:: Exercise data ::
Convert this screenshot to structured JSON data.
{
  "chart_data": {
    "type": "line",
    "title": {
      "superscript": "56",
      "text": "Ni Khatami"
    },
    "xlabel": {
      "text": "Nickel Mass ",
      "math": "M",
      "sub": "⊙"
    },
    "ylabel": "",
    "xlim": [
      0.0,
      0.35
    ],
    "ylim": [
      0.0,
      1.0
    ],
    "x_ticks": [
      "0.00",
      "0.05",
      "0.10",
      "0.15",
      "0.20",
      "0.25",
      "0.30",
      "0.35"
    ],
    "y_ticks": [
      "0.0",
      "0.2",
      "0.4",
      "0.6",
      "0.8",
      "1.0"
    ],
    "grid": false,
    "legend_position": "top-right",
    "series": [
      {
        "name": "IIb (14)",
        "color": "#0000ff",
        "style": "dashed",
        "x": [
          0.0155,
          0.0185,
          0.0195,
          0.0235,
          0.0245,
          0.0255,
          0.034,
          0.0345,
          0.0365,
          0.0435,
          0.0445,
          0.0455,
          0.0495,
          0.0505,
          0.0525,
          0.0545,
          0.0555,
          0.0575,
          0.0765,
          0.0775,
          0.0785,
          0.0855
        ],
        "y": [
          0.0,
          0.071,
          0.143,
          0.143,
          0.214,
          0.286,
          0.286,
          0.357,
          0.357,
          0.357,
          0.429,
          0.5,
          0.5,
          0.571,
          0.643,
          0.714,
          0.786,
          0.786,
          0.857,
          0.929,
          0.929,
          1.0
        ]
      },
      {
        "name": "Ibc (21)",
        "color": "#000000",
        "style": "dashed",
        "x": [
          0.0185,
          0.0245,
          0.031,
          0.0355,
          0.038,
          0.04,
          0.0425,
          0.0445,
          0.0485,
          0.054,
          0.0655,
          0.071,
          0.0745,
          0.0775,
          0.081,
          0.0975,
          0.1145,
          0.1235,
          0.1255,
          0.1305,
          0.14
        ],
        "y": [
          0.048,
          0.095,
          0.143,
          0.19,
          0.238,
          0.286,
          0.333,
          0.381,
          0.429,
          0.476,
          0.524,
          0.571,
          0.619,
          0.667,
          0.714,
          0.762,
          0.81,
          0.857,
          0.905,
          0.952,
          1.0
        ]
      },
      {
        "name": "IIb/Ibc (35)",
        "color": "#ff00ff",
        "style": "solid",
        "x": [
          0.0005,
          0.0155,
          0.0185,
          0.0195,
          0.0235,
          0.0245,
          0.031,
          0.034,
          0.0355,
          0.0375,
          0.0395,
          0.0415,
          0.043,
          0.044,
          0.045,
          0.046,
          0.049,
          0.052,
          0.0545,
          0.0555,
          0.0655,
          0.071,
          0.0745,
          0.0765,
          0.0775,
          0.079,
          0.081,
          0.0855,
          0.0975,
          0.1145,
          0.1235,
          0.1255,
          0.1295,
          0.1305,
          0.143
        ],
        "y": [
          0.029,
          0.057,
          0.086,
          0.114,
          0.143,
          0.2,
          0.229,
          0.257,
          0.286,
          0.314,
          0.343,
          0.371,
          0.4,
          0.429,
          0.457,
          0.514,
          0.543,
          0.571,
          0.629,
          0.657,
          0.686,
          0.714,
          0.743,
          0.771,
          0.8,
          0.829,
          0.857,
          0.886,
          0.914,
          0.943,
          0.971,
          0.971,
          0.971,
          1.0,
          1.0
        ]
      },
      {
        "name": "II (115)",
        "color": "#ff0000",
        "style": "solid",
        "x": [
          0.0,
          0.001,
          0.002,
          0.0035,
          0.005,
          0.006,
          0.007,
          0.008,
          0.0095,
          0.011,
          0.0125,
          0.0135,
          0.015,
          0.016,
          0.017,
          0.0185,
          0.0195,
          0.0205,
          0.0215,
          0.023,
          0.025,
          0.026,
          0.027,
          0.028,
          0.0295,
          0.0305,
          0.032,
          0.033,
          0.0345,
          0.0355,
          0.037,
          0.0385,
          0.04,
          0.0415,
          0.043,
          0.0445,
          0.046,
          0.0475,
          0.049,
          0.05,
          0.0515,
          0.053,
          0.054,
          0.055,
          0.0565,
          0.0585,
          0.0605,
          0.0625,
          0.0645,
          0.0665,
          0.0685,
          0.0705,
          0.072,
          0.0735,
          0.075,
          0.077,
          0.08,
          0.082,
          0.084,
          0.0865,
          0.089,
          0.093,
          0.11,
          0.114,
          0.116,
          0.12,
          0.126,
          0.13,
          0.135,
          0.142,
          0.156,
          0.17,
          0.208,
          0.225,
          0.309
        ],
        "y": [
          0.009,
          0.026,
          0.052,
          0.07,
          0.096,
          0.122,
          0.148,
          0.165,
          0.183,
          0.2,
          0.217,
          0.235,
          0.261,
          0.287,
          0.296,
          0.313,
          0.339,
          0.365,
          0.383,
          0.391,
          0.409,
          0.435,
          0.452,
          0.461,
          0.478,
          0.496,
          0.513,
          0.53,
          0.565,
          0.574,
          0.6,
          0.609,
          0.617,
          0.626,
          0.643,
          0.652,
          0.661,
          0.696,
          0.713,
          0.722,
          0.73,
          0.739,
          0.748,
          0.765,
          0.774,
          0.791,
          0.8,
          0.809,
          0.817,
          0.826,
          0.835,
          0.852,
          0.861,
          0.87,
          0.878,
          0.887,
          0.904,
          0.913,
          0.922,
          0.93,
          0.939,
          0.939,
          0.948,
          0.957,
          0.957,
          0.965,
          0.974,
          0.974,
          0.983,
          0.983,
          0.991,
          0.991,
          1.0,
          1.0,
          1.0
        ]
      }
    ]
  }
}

:: Work to complete ::
Write an exact transcription of every entry above.

:: Solution for this task ::
Convert this screenshot to structured JSON data.
{
  "chart_data": {
    "type": "line",
    "title": {
      "superscript": "56",
      "text": "Ni Khatami"
    },
    "xlabel": {
      "text": "Nickel Mass ",
      "math": "M",
      "sub": "⊙"
    },
    "ylabel": "",
    "xlim": [
      0.0,
      0.35
    ],
    "ylim": [
      0.0,
      1.0
    ],
    "x_ticks": [
      "0.00",
      "0.05",
      "0.10",
      "0.15",
      "0.20",
      "0.25",
      "0.30",
      "0.35"
    ],
    "y_ticks": [
      "0.0",
      "0.2",
      "0.4",
      "0.6",
      "0.8",
      "1.0"
    ],
    "grid": false,
    "legend_position": "top-right",
    "series": [
      {
        "name": "IIb (14)",
        "color": "#0000ff",
        "style": "dashed",
        "x": [
          0.0155,
          0.0185,
          0.0195,
          0.0235,
          0.0245,
          0.0255,
          0.034,
          0.0345,
          0.0365,
          0.0435,
          0.0445,
          0.0455,
          0.0495,
          0.0505,
          0.0525,
          0.0545,
          0.0555,
          0.0575,
          0.0765,
          0.0775,
          0.0785,
          0.0855
        ],
        "y": [
          0.0,
          0.071,
          0.143,
          0.143,
          0.214,
          0.286,
          0.286,
          0.357,
          0.357,
          0.357,
          0.429,
          0.5,
          0.5,
          0.571,
          0.643,
          0.714,
          0.786,
          0.786,
          0.857,
          0.929,
          0.929,
          1.0
        ]
      },
      {
        "name": "Ibc (21)",
        "color": "#000000",
        "style": "dashed",
        "x": [
          0.0185,
          0.0245,
          0.031,
          0.0355,
          0.038,
          0.04,
          0.0425,
          0.0445,
          0.0485,
          0.054,
          0.0655,
          0.071,
          0.0745,
          0.0775,
          0.081,
          0.0975,
          0.1145,
          0.1235,
          0.1255,
          0.1305,
          0.14
        ],
        "y": [
          0.048,
          0.095,
          0.143,
          0.19,
          0.238,
          0.286,
          0.333,
          0.381,
          0.429,
          0.476,
          0.524,
          0.571,
          0.619,
          0.667,
          0.714,
          0.762,
          0.81,
          0.857,
          0.905,
          0.952,
          1.0
        ]
      },
      {
        "name": "IIb/Ibc (35)",
        "color": "#ff00ff",
        "style": "solid",
        "x": [
          0.0005,
          0.0155,
          0.0185,
          0.0195,
          0.0235,
          0.0245,
          0.031,
          0.034,
          0.0355,
          0.0375,
          0.0395,
          0.0415,
          0.043,
          0.044,
          0.045,
          0.046,
          0.049,
          0.052,
          0.0545,
          0.0555,
          0.0655,
          0.071,
          0.0745,
          0.0765,
          0.0775,
          0.079,
          0.081,
          0.0855,
          0.0975,
          0.1145,
          0.1235,
          0.1255,
          0.1295,
          0.1305,
          0.143
        ],
        "y": [
          0.029,
          0.057,
          0.086,
          0.114,
          0.143,
          0.2,
          0.229,
          0.257,
          0.286,
          0.314,
          0.343,
          0.371,
          0.4,
          0.429,
          0.457,
          0.514,
          0.543,
          0.571,
          0.629,
          0.657,
          0.686,
          0.714,
          0.743,
          0.771,
          0.8,
          0.829,
          0.857,
          0.886,
          0.914,
          0.943,
          0.971,
          0.971,
          0.971,
          1.0,
          1.0
        ]
      },
      {
        "name": "II (115)",
        "color": "#ff0000",
        "style": "solid",
        "x": [
          0.0,
          0.001,
          0.002,
          0.0035,
          0.005,
          0.006,
          0.007,
          0.008,
          0.0095,
          0.011,
          0.0125,
          0.0135,
          0.015,
          0.016,
          0.017,
          0.0185,
          0.0195,
          0.0205,
          0.0215,
          0.023,
          0.025,
          0.026,
          0.027,
          0.028,
          0.0295,
          0.0305,
          0.032,
          0.033,
          0.0345,
          0.0355,
          0.037,
          0.0385,
          0.04,
          0.0415,
          0.043,
          0.0445,
          0.046,
          0.0475,
          0.049,
          0.05,
          0.0515,
          0.053,
          0.054,
          0.055,
          0.0565,
          0.0585,
          0.0605,
          0.0625,
          0.0645,
          0.0665,
          0.0685,
          0.0705,
          0.072,
          0.0735,
          0.075,
          0.077,
          0.08,
          0.082,
          0.084,
          0.0865,
          0.089,
          0.093,
          0.11,
          0.114,
          0.116,
          0.12,
          0.126,
          0.13,
          0.135,
          0.142,
          0.156,
          0.17,
          0.208,
          0.225,
          0.309
        ],
        "y": [
          0.009,
          0.026,
          0.052,
          0.07,
          0.096,
          0.122,
          0.148,
          0.165,
          0.183,
          0.2,
          0.217,
          0.235,
          0.261,
          0.287,
          0.296,
          0.313,
          0.339,
          0.365,
          0.383,
          0.391,
          0.409,
          0.435,
          0.452,
          0.461,
          0.478,
          0.496,
          0.513,
          0.53,
          0.565,
          0.574,
          0.6,
          0.609,
          0.617,
          0.626,
          0.643,
          0.652,
          0.661,
          0.696,
          0.713,
          0.722,
          0.73,
          0.739,
          0.748,
          0.765,
          0.774,
          0.791,
          0.8,
          0.809,
          0.817,
          0.826,
          0.835,
          0.852,
          0.861,
          0.87,
          0.878,
          0.887,
          0.904,
          0.913,
          0.922,
          0.93,
          0.939,
          0.939,
          0.948,
          0.957,
          0.957,
          0.965,
          0.974,
          0.974,
          0.983,
          0.983,
          0.991,
          0.991,
          1.0,
          1.0,
          1.0
        ]
      }
    ]
  }
}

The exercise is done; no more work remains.